◆ **TASK BRIEF**:
Scan the lines below for the string "vias" and copy every one that has it.
○ ○ ○ ○ ○
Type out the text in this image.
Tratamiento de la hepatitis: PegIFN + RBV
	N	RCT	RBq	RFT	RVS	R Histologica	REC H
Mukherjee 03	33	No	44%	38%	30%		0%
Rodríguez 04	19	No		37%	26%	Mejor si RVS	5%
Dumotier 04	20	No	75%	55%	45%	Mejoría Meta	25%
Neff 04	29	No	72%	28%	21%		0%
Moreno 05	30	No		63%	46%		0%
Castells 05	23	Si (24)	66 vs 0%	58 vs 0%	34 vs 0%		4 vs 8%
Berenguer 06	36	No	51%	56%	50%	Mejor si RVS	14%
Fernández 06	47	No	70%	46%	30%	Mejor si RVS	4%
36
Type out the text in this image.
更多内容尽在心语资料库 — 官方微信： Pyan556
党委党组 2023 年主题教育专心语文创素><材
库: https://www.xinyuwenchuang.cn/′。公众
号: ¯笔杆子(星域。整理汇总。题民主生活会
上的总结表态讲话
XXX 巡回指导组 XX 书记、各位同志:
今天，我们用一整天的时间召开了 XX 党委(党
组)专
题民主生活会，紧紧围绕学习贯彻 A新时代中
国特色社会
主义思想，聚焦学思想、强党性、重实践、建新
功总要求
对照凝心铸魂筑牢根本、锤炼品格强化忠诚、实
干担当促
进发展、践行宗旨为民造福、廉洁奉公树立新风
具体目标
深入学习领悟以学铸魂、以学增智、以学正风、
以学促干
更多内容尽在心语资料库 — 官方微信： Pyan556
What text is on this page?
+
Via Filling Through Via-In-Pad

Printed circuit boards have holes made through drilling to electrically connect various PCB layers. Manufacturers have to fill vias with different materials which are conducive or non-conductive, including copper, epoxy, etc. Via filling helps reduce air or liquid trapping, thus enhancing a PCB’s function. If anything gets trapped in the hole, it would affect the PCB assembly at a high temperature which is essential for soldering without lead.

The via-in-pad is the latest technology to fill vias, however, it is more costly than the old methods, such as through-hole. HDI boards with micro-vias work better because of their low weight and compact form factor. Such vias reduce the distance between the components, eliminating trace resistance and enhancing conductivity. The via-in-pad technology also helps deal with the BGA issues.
○ ○ ○ ○ ○
◆ **THE COMPLETED TASK**:
Printed circuit boards have holes made through drilling to electrically connect various PCB layers. Manufacturers have to fill vias with different materials which are conducive or non-conductive, including copper, epoxy, etc. Via filling helps reduce air or liquid trapping, thus enhancing a PCB’s function. If anything gets trapped in the hole, it would affect the PCB assembly at a high temperature which is essential for soldering without lead.
The via-in-pad is the latest technology to fill vias, however, it is more costly than the old methods, such as through-hole. HDI boards with micro-vias work better because of their low weight and compact form factor. Such vias reduce the distance between the components, eliminating trace resistance and enhancing conductivity. The via-in-pad technology also helps deal with the BGA issues.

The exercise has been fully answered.